▸ **Stored items from a collection**
☆ ☆ ☆ ☆ ☆
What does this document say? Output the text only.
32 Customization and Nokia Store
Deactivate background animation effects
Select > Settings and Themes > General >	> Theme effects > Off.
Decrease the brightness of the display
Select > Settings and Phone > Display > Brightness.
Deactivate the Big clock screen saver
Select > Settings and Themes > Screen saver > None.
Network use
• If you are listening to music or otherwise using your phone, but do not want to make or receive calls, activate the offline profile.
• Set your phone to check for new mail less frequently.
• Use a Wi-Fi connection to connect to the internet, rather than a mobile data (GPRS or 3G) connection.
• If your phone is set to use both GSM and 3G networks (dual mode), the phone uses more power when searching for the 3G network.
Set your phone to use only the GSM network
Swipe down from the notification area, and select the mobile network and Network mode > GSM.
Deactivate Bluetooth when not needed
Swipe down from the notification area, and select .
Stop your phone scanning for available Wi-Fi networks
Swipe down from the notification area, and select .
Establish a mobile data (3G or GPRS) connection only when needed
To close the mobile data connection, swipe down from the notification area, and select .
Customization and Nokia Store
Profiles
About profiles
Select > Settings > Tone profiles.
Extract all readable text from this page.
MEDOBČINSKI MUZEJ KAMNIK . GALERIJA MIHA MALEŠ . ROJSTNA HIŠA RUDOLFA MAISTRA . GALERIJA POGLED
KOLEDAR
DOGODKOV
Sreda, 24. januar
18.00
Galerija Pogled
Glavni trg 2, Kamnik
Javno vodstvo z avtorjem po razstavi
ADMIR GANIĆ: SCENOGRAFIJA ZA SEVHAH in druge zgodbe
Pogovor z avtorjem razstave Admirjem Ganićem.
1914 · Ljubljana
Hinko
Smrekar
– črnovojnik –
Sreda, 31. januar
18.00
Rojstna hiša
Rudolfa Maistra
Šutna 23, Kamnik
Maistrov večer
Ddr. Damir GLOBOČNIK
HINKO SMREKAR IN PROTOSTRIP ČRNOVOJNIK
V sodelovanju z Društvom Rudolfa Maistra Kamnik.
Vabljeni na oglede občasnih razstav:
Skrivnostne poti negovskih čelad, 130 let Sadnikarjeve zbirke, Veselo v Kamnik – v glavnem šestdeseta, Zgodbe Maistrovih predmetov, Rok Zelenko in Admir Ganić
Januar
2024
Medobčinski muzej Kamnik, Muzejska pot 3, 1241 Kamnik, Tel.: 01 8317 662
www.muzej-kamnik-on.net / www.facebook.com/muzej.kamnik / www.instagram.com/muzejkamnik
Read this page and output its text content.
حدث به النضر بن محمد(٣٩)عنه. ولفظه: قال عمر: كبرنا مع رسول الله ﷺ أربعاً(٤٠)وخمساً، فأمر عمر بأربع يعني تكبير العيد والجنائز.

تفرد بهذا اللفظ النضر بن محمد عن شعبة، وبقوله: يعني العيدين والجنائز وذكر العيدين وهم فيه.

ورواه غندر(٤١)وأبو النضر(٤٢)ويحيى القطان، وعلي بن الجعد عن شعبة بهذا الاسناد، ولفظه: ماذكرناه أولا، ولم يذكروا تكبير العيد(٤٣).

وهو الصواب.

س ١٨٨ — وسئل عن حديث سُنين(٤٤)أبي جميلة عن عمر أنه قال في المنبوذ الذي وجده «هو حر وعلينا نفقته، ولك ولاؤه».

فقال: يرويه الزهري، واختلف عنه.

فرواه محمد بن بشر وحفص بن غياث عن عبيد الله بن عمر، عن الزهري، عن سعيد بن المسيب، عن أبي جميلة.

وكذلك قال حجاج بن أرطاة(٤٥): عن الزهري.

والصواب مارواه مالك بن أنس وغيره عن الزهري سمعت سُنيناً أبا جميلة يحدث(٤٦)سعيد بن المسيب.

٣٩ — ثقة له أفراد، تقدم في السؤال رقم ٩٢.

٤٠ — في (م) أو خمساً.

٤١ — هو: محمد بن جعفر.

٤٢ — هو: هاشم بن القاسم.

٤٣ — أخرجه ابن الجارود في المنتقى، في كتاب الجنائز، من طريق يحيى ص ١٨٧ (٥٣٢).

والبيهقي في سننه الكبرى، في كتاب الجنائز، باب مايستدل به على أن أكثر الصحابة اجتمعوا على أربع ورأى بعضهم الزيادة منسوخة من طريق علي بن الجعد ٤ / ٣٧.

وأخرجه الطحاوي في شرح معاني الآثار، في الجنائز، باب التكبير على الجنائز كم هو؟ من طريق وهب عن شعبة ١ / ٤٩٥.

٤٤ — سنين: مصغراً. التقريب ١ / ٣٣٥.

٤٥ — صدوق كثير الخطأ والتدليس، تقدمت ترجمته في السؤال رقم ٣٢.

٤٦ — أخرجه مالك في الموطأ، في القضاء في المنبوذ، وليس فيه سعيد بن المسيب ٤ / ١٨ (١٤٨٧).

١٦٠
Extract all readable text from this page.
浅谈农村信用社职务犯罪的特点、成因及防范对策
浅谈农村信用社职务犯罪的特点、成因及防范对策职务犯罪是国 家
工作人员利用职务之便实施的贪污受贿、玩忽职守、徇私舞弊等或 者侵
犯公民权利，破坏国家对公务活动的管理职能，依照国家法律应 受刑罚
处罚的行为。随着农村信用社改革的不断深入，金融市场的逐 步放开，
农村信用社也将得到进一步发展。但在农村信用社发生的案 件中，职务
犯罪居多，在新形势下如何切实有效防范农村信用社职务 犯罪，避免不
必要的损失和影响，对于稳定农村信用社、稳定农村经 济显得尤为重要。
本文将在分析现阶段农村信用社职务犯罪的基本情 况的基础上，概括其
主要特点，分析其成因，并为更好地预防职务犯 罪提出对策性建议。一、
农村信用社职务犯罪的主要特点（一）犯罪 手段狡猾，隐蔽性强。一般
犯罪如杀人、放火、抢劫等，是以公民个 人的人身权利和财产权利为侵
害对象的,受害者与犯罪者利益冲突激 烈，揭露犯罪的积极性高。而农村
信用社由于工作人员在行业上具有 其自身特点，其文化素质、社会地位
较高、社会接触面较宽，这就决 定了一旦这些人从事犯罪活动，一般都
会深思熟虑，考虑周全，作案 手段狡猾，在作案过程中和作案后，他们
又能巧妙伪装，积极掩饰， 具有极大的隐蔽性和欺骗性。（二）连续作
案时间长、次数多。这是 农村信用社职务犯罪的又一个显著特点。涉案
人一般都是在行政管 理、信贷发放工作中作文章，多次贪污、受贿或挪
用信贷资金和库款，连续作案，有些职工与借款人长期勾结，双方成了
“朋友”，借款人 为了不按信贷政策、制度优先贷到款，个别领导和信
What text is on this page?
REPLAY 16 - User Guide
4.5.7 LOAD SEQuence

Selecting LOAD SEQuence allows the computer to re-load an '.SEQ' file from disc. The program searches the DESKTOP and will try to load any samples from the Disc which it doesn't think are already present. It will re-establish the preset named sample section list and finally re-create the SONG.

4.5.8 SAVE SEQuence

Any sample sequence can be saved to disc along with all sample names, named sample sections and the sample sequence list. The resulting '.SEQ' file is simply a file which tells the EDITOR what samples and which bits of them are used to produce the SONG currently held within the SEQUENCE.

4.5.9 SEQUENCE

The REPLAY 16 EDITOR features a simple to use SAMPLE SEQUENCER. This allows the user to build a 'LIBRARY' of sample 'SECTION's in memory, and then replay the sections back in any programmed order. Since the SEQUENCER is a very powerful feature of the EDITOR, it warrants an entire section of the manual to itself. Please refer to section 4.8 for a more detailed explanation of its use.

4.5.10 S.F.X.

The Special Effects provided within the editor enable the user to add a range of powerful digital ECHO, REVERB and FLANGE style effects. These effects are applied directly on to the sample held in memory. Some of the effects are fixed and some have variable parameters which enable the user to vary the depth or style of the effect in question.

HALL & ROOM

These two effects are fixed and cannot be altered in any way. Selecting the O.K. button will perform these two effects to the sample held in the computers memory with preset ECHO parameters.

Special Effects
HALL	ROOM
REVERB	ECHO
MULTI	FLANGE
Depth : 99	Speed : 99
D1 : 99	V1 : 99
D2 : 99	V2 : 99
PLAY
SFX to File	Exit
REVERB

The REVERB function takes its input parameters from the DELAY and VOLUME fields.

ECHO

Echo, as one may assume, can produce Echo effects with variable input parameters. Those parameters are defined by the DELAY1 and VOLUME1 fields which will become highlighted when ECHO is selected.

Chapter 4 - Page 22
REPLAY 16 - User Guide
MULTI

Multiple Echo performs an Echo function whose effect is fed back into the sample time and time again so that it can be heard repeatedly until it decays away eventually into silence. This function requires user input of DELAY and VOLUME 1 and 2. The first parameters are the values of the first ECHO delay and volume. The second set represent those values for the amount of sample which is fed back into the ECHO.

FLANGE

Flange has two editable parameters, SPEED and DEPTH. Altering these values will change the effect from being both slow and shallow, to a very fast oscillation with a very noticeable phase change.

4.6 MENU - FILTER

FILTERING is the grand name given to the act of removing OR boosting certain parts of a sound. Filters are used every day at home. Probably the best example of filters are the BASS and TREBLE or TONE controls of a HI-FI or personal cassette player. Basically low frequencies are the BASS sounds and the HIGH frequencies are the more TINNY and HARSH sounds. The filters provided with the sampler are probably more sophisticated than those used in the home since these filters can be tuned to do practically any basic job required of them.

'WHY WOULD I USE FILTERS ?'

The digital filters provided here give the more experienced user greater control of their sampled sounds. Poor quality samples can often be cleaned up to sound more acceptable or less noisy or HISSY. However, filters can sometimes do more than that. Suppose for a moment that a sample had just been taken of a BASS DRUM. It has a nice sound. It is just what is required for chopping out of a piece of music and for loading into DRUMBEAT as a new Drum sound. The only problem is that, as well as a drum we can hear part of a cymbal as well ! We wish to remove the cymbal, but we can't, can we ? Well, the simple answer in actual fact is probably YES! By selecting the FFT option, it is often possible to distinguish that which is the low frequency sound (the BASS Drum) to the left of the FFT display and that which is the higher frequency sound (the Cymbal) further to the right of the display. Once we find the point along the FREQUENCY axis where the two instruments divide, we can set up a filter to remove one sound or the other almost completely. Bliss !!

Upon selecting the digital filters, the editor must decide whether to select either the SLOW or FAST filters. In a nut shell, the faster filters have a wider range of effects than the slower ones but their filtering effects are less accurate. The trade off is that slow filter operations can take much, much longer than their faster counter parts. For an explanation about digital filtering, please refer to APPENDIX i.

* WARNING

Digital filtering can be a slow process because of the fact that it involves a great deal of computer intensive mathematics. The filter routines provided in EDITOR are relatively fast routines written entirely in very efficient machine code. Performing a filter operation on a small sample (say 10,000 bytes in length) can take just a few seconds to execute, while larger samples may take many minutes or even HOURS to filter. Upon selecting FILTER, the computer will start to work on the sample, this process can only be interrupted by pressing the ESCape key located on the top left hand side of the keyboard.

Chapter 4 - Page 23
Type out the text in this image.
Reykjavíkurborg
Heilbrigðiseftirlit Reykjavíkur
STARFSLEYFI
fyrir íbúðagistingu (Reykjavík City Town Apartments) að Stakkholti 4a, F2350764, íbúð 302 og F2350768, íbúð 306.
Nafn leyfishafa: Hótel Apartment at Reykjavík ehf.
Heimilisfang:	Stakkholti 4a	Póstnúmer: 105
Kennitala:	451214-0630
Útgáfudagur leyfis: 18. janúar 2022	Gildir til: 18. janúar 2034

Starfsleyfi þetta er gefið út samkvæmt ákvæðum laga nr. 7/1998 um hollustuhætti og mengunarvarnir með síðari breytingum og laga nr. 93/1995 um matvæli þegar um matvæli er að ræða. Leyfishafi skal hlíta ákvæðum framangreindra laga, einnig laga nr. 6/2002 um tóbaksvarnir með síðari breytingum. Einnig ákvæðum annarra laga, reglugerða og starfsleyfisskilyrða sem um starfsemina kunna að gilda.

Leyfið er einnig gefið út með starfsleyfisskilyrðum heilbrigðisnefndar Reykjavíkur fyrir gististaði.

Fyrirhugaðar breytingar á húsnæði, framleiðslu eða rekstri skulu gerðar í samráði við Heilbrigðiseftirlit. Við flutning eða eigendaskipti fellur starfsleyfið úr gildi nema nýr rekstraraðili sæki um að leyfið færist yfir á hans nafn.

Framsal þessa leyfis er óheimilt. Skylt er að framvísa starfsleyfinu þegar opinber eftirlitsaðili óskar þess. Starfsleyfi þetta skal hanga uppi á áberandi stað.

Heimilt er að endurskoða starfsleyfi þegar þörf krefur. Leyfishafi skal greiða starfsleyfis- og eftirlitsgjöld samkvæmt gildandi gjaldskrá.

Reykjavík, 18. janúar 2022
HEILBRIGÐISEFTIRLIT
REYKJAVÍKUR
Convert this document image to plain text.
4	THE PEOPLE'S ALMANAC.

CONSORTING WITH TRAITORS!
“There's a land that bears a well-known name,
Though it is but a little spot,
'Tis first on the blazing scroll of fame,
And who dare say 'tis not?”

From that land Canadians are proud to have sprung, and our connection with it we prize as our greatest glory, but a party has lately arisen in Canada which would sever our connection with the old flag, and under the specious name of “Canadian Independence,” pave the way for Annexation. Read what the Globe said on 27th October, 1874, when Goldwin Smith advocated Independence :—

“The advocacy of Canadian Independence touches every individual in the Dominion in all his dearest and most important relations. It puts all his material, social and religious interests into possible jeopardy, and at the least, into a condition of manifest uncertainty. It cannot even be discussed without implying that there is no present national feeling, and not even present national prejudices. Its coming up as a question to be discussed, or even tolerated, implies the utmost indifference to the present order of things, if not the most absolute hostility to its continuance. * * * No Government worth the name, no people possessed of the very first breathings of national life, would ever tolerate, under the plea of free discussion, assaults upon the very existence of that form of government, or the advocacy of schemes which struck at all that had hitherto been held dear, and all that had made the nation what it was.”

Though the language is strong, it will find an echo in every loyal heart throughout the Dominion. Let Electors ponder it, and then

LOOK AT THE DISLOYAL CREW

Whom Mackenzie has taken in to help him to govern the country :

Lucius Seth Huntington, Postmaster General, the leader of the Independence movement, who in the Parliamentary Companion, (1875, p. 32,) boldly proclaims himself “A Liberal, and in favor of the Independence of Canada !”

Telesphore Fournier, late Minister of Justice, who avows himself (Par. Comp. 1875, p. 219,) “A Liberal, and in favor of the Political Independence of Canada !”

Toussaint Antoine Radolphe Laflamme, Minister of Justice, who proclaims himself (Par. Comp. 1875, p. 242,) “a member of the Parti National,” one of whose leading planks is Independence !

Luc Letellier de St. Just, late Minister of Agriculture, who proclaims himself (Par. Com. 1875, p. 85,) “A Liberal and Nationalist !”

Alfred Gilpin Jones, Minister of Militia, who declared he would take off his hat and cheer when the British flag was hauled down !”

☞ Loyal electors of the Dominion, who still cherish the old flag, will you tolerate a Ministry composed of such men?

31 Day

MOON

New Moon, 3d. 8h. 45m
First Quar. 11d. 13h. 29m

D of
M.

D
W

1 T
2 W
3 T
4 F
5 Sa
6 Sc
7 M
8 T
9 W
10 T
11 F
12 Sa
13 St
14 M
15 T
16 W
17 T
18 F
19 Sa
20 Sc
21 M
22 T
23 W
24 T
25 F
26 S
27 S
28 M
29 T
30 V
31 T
☆ ☆ ☆ ☆ ☆
Tell how many lines of the data above hold the string "طريق". Give only the number.

▸ **Final result**
3